WHAT NEEDS TO BE DONE: Would you restate all the data that follows, word for word?

Collected data
## BEGIN
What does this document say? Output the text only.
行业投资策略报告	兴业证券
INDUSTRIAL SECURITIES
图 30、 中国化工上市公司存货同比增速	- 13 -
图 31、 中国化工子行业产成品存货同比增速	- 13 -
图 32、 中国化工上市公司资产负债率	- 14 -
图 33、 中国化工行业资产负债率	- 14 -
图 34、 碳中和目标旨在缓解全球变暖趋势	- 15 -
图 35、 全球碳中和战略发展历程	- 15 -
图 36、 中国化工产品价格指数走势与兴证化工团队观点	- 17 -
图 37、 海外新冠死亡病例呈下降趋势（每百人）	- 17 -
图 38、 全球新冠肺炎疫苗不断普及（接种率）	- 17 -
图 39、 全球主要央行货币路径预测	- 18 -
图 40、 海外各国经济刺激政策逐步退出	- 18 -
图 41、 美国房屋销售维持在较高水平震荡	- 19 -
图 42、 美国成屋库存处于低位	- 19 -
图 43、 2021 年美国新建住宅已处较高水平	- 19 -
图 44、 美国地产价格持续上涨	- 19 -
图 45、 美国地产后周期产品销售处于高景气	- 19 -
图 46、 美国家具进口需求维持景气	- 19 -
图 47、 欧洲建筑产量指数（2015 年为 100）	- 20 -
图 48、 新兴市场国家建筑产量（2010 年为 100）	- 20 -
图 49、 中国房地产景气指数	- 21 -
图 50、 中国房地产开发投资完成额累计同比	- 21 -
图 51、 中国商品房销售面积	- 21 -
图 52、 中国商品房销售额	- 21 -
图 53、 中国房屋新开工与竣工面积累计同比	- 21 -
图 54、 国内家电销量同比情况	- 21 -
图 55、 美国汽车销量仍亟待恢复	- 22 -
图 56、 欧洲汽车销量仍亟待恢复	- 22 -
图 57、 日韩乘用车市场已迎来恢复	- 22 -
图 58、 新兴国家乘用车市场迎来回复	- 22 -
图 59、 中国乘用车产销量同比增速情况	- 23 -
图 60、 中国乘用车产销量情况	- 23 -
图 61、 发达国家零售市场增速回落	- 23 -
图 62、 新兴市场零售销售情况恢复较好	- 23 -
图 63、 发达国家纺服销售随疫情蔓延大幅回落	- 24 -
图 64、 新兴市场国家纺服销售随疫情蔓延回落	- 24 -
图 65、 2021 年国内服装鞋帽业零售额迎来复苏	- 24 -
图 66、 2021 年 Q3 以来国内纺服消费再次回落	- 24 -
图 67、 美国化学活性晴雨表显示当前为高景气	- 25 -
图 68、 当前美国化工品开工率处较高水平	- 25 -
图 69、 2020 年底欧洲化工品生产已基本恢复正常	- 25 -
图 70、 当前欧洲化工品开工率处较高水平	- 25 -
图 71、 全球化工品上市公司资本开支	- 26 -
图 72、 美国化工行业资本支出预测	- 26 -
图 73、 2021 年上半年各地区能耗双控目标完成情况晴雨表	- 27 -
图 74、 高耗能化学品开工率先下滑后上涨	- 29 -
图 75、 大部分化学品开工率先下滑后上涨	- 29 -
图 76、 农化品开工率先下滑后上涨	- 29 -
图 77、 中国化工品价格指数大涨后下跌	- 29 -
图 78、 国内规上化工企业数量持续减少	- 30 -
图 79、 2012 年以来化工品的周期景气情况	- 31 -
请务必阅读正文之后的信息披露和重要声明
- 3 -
## END
EXERCISE RESULT:
What does this document say? Output the text only.
行业投资策略报告	兴业证券
INDUSTRIAL SECURITIES
图 30、 中国化工上市公司存货同比增速	- 13 -
图 31、 中国化工子行业产成品存货同比增速	- 13 -
图 32、 中国化工上市公司资产负债率	- 14 -
图 33、 中国化工行业资产负债率	- 14 -
图 34、 碳中和目标旨在缓解全球变暖趋势	- 15 -
图 35、 全球碳中和战略发展历程	- 15 -
图 36、 中国化工产品价格指数走势与兴证化工团队观点	- 17 -
图 37、 海外新冠死亡病例呈下降趋势（每百人）	- 17 -
图 38、 全球新冠肺炎疫苗不断普及（接种率）	- 17 -
图 39、 全球主要央行货币路径预测	- 18 -
图 40、 海外各国经济刺激政策逐步退出	- 18 -
图 41、 美国房屋销售维持在较高水平震荡	- 19 -
图 42、 美国成屋库存处于低位	- 19 -
图 43、 2021 年美国新建住宅已处较高水平	- 19 -
图 44、 美国地产价格持续上涨	- 19 -
图 45、 美国地产后周期产品销售处于高景气	- 19 -
图 46、 美国家具进口需求维持景气	- 19 -
图 47、 欧洲建筑产量指数（2015 年为 100）	- 20 -
图 48、 新兴市场国家建筑产量（2010 年为 100）	- 20 -
图 49、 中国房地产景气指数	- 21 -
图 50、 中国房地产开发投资完成额累计同比	- 21 -
图 51、 中国商品房销售面积	- 21 -
图 52、 中国商品房销售额	- 21 -
图 53、 中国房屋新开工与竣工面积累计同比	- 21 -
图 54、 国内家电销量同比情况	- 21 -
图 55、 美国汽车销量仍亟待恢复	- 22 -
图 56、 欧洲汽车销量仍亟待恢复	- 22 -
图 57、 日韩乘用车市场已迎来恢复	- 22 -
图 58、 新兴国家乘用车市场迎来回复	- 22 -
图 59、 中国乘用车产销量同比增速情况	- 23 -
图 60、 中国乘用车产销量情况	- 23 -
图 61、 发达国家零售市场增速回落	- 23 -
图 62、 新兴市场零售销售情况恢复较好	- 23 -
图 63、 发达国家纺服销售随疫情蔓延大幅回落	- 24 -
图 64、 新兴市场国家纺服销售随疫情蔓延回落	- 24 -
图 65、 2021 年国内服装鞋帽业零售额迎来复苏	- 24 -
图 66、 2021 年 Q3 以来国内纺服消费再次回落	- 24 -
图 67、 美国化学活性晴雨表显示当前为高景气	- 25 -
图 68、 当前美国化工品开工率处较高水平	- 25 -
图 69、 2020 年底欧洲化工品生产已基本恢复正常	- 25 -
图 70、 当前欧洲化工品开工率处较高水平	- 25 -
图 71、 全球化工品上市公司资本开支	- 26 -
图 72、 美国化工行业资本支出预测	- 26 -
图 73、 2021 年上半年各地区能耗双控目标完成情况晴雨表	- 27 -
图 74、 高耗能化学品开工率先下滑后上涨	- 29 -
图 75、 大部分化学品开工率先下滑后上涨	- 29 -
图 76、 农化品开工率先下滑后上涨	- 29 -
图 77、 中国化工品价格指数大涨后下跌	- 29 -
图 78、 国内规上化工企业数量持续减少	- 30 -
图 79、 2012 年以来化工品的周期景气情况	- 31 -
请务必阅读正文之后的信息披露和重要声明
- 3 -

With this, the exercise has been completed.